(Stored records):
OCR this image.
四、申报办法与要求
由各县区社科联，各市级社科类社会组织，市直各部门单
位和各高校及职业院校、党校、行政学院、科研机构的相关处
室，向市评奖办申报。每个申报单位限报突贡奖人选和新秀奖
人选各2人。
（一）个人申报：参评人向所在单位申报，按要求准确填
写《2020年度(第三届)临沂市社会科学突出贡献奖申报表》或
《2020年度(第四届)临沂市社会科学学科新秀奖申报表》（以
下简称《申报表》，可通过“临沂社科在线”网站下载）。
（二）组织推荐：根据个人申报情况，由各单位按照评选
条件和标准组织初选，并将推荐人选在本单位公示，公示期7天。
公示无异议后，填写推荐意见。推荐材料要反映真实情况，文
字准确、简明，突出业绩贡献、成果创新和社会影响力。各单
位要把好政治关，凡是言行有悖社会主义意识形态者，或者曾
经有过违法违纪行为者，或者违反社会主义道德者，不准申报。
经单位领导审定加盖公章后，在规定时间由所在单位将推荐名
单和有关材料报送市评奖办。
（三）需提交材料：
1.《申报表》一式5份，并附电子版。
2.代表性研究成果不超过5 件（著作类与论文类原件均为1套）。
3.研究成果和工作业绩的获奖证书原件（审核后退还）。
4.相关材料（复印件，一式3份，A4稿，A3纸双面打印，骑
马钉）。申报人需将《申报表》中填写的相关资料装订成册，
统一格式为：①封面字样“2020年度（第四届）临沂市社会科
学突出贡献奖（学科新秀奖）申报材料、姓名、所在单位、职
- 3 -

(WHAT THE TASK REQUIRES): Your task is to give the records above again, exactly.

(CORRECT ANSWER):
OCR this image.
四、申报办法与要求
由各县区社科联，各市级社科类社会组织，市直各部门单
位和各高校及职业院校、党校、行政学院、科研机构的相关处
室，向市评奖办申报。每个申报单位限报突贡奖人选和新秀奖
人选各2人。
（一）个人申报：参评人向所在单位申报，按要求准确填
写《2020年度(第三届)临沂市社会科学突出贡献奖申报表》或
《2020年度(第四届)临沂市社会科学学科新秀奖申报表》（以
下简称《申报表》，可通过“临沂社科在线”网站下载）。
（二）组织推荐：根据个人申报情况，由各单位按照评选
条件和标准组织初选，并将推荐人选在本单位公示，公示期7天。
公示无异议后，填写推荐意见。推荐材料要反映真实情况，文
字准确、简明，突出业绩贡献、成果创新和社会影响力。各单
位要把好政治关，凡是言行有悖社会主义意识形态者，或者曾
经有过违法违纪行为者，或者违反社会主义道德者，不准申报。
经单位领导审定加盖公章后，在规定时间由所在单位将推荐名
单和有关材料报送市评奖办。
（三）需提交材料：
1.《申报表》一式5份，并附电子版。
2.代表性研究成果不超过5 件（著作类与论文类原件均为1套）。
3.研究成果和工作业绩的获奖证书原件（审核后退还）。
4.相关材料（复印件，一式3份，A4稿，A3纸双面打印，骑
马钉）。申报人需将《申报表》中填写的相关资料装订成册，
统一格式为：①封面字样“2020年度（第四届）临沂市社会科
学突出贡献奖（学科新秀奖）申报材料、姓名、所在单位、职
- 3 -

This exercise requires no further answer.